Directive> Lines containing the string "JSON" are to be counted; report the total by itself.

Rows>
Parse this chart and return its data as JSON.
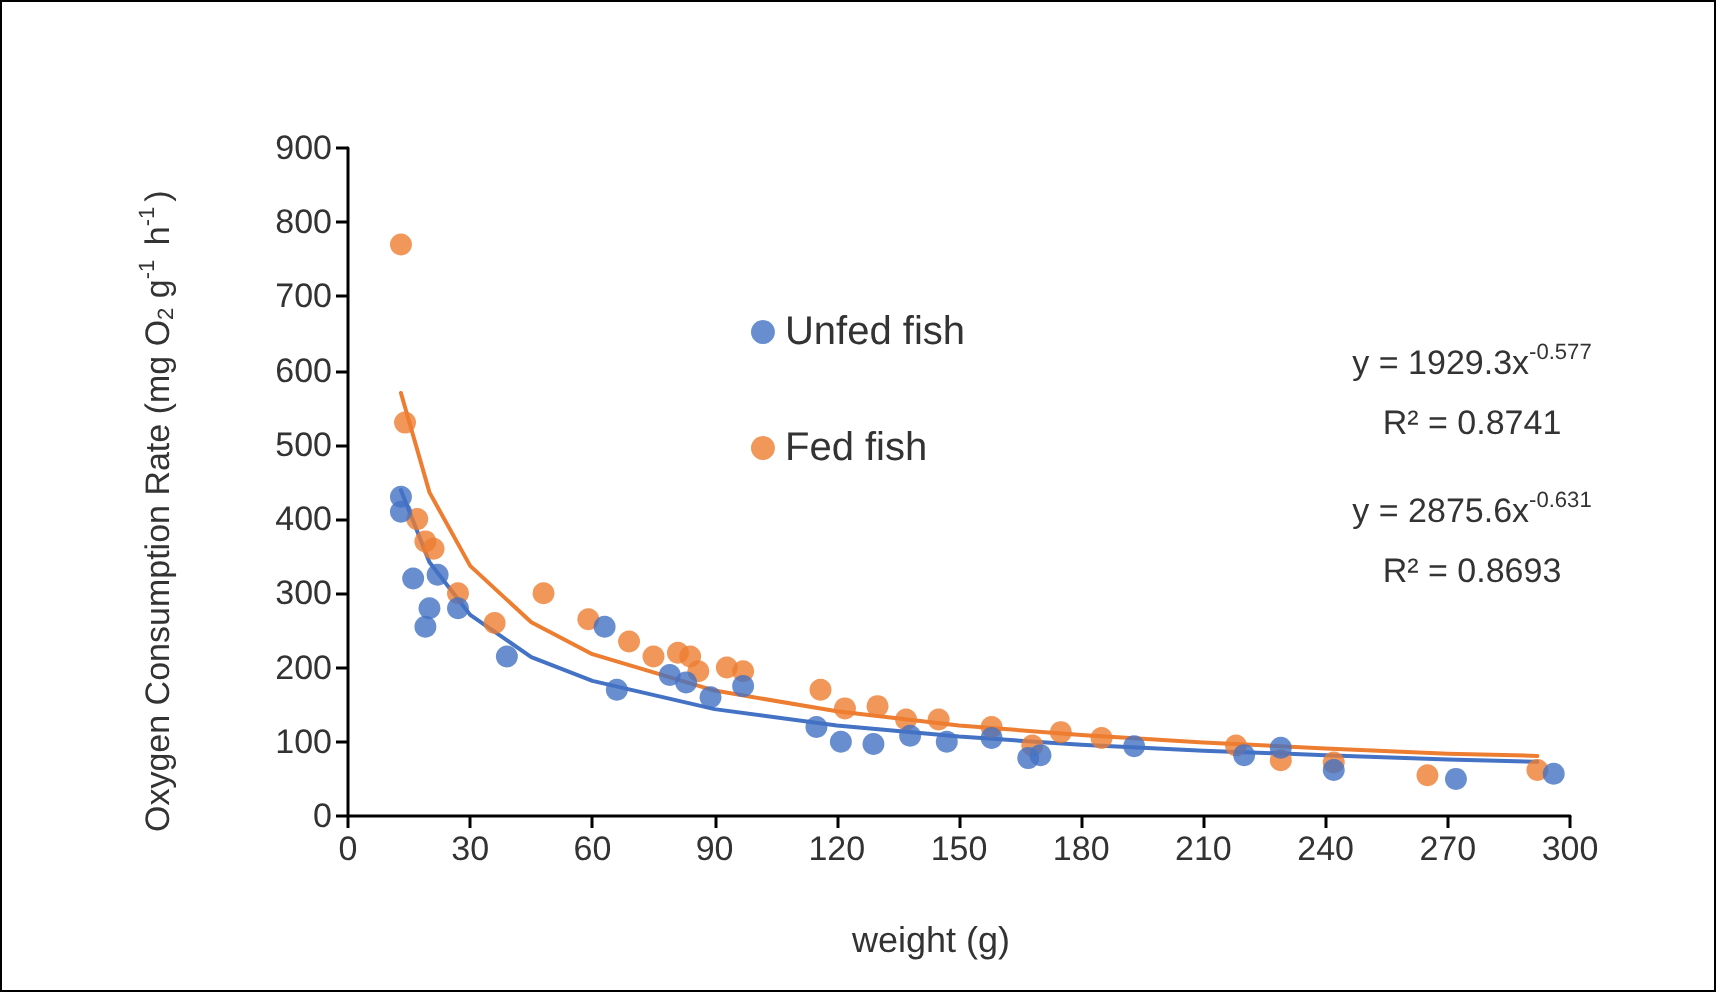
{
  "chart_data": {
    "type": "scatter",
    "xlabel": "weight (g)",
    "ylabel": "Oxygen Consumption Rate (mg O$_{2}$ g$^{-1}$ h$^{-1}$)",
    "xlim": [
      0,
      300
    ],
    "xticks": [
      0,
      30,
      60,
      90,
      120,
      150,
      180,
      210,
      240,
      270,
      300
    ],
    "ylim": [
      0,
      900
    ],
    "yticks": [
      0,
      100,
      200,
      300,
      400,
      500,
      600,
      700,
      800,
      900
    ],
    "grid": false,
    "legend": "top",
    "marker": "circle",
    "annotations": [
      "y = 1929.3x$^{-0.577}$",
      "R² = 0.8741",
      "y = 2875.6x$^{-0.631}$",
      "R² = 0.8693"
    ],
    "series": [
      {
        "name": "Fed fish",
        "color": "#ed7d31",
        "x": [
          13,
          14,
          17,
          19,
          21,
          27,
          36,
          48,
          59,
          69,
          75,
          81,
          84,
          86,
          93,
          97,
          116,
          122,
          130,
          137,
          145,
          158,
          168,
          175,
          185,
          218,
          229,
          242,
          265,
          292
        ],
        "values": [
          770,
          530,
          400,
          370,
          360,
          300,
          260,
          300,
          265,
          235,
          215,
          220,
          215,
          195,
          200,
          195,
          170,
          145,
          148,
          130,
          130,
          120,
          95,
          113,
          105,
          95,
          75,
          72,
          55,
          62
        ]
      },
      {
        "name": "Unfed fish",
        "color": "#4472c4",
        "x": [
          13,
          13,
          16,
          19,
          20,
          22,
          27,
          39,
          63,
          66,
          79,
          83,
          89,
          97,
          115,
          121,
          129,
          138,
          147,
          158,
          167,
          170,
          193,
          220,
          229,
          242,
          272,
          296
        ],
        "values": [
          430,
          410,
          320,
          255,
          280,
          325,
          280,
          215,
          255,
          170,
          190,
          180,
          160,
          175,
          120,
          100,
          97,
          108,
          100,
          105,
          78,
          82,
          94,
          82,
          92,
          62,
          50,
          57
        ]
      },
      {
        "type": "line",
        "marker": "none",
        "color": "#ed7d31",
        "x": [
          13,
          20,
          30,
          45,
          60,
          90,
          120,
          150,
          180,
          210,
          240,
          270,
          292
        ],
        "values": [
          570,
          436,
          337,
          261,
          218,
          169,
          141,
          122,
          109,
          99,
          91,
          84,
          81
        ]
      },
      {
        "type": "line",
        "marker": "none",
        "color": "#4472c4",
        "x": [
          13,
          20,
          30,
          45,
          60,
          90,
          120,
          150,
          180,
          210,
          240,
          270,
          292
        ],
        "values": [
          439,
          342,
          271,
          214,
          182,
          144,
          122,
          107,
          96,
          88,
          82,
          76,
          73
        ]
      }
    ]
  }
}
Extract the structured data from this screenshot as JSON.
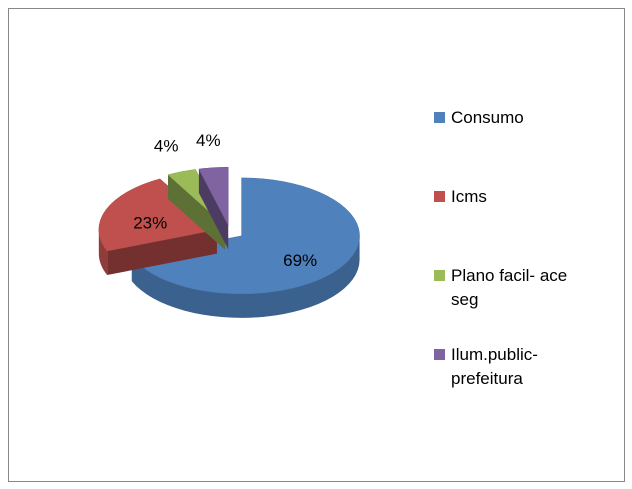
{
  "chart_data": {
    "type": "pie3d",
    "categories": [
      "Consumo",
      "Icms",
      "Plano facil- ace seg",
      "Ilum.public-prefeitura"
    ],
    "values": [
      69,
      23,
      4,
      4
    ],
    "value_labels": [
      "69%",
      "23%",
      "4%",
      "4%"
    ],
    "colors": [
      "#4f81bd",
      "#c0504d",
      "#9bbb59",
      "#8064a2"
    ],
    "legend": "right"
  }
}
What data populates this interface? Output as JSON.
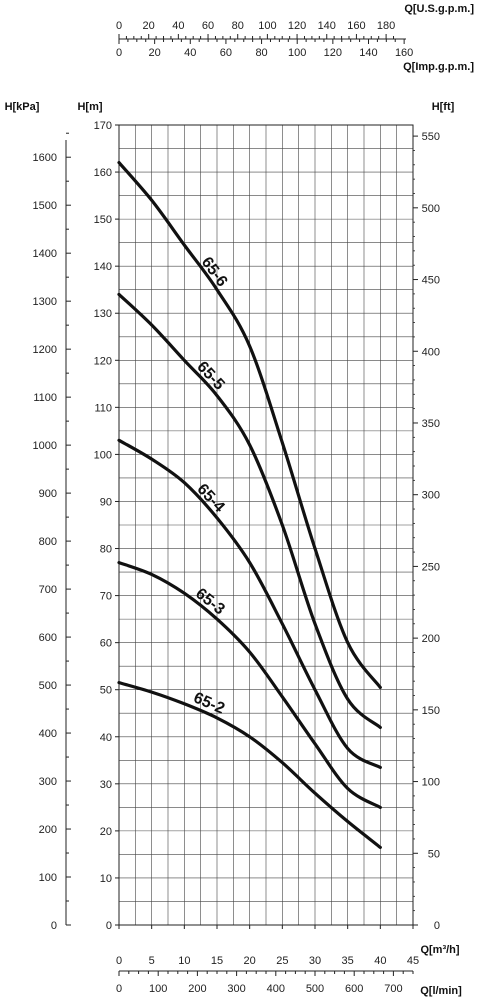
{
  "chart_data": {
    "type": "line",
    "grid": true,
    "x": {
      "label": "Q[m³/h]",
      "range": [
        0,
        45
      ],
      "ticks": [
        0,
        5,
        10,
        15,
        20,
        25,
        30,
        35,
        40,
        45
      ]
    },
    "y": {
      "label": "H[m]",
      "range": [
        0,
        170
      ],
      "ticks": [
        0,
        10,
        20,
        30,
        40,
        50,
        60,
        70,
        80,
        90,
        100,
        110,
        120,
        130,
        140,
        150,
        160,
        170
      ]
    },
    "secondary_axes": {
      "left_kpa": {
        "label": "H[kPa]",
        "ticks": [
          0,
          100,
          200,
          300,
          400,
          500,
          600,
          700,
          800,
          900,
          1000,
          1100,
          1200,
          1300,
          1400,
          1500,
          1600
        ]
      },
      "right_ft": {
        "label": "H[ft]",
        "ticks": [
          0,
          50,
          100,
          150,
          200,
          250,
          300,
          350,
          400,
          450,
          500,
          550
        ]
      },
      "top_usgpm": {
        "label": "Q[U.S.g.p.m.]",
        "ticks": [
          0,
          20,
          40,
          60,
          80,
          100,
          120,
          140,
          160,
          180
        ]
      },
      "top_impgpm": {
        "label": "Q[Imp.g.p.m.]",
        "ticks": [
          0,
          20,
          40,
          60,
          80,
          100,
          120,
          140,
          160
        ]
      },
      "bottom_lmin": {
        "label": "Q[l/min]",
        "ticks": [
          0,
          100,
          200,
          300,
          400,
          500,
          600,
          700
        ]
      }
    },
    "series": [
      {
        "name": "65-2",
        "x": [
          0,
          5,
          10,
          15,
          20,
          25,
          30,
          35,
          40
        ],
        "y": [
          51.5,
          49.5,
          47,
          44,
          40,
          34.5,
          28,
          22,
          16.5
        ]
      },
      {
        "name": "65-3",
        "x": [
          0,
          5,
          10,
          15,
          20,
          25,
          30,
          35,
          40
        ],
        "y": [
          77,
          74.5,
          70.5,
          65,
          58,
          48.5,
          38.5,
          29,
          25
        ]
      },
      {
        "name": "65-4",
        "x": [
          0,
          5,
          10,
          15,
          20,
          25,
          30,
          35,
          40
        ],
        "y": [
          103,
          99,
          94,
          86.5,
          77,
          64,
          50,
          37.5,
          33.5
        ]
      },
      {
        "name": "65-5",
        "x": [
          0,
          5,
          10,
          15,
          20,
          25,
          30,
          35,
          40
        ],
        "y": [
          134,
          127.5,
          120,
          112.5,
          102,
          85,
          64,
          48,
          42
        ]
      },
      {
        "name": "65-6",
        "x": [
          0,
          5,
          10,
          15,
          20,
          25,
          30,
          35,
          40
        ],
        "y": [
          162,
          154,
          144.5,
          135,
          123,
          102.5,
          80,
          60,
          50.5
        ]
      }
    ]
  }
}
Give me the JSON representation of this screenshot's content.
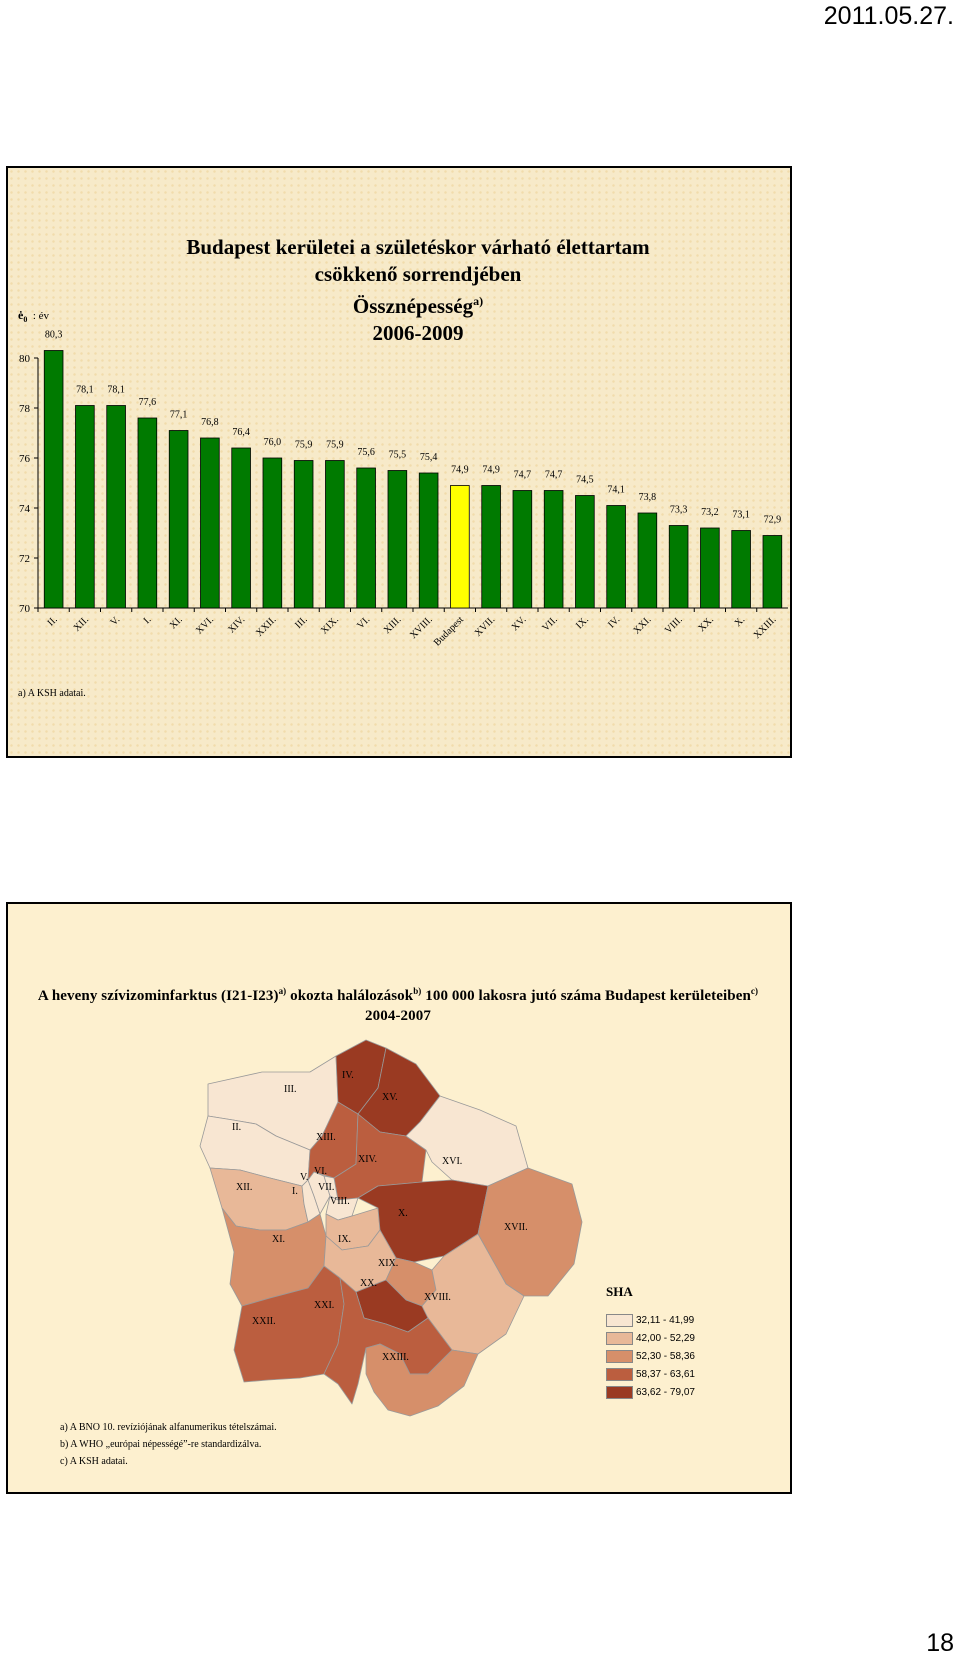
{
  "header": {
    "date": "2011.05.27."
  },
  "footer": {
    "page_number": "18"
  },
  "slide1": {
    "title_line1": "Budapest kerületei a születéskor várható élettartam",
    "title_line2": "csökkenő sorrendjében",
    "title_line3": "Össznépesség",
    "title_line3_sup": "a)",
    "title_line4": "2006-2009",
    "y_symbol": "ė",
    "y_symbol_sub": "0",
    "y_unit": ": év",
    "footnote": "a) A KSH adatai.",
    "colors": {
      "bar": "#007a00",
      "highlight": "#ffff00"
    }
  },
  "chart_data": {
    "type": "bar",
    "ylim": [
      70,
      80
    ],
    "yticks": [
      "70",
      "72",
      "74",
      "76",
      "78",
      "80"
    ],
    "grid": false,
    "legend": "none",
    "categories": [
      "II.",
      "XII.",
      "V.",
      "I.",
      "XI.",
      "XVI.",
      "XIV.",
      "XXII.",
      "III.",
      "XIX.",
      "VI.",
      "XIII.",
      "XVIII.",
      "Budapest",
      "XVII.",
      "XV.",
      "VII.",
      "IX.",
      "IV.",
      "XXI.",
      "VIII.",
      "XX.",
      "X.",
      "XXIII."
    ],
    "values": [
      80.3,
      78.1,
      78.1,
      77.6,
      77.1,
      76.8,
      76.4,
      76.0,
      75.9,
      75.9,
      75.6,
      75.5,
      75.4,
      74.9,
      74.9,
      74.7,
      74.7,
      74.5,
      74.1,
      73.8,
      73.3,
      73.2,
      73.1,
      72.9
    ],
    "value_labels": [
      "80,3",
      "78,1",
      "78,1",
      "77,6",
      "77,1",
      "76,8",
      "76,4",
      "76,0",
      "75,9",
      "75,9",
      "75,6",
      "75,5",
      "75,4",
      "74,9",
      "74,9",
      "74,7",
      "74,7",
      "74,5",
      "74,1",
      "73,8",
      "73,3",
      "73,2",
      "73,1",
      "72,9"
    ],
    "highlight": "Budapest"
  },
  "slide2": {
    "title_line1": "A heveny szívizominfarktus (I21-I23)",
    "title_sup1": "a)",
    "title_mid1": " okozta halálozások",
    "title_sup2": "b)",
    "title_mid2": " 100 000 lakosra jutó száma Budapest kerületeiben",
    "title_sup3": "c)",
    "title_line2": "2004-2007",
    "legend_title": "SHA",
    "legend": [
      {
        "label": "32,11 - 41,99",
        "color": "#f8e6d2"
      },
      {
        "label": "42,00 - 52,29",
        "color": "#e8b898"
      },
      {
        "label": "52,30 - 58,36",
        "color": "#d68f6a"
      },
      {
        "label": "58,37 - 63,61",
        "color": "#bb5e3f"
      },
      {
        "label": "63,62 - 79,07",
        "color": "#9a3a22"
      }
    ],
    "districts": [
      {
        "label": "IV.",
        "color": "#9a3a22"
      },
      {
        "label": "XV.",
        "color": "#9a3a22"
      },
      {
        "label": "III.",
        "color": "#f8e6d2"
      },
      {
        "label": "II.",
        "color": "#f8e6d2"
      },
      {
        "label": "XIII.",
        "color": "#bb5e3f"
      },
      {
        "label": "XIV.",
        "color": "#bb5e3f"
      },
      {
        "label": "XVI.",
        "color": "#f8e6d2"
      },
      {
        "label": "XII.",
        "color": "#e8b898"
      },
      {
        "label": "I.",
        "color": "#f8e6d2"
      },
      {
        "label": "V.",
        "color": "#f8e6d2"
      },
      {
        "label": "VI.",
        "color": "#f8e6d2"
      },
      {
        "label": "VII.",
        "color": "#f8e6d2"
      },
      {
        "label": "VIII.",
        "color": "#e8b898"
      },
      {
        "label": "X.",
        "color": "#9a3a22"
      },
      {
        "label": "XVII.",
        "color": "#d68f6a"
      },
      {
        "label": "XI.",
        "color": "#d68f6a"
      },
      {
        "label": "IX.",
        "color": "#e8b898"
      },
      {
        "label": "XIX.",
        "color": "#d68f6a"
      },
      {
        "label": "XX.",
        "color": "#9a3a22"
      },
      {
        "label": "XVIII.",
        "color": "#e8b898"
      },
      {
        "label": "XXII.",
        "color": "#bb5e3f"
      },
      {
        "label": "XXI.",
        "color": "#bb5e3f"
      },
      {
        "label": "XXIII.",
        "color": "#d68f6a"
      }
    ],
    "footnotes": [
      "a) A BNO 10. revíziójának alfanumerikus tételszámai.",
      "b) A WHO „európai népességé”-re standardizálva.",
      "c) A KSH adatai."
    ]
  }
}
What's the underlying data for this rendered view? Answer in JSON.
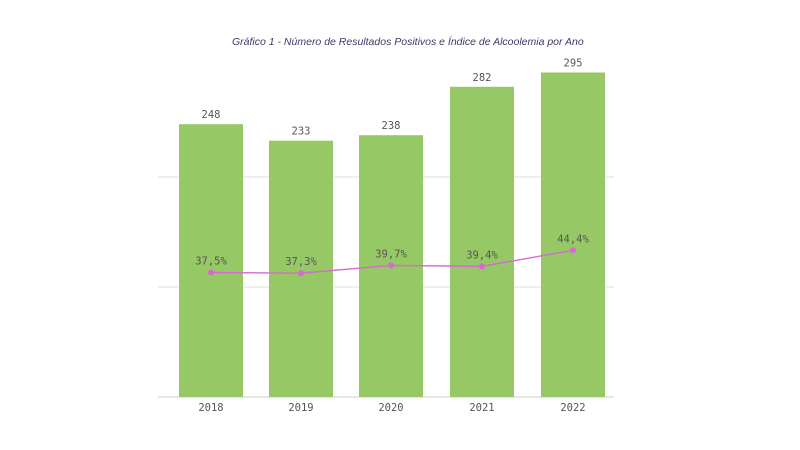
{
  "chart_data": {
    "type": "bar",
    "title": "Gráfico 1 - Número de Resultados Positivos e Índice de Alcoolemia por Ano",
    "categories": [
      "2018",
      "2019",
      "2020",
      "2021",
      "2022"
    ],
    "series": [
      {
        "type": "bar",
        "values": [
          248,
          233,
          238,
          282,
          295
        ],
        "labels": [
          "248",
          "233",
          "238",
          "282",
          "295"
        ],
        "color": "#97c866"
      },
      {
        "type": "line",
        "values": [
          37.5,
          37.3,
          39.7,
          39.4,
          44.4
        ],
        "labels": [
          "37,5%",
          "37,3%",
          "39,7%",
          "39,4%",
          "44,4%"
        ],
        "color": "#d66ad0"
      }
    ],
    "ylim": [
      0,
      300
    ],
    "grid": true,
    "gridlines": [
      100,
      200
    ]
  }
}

Result of this exercise> 5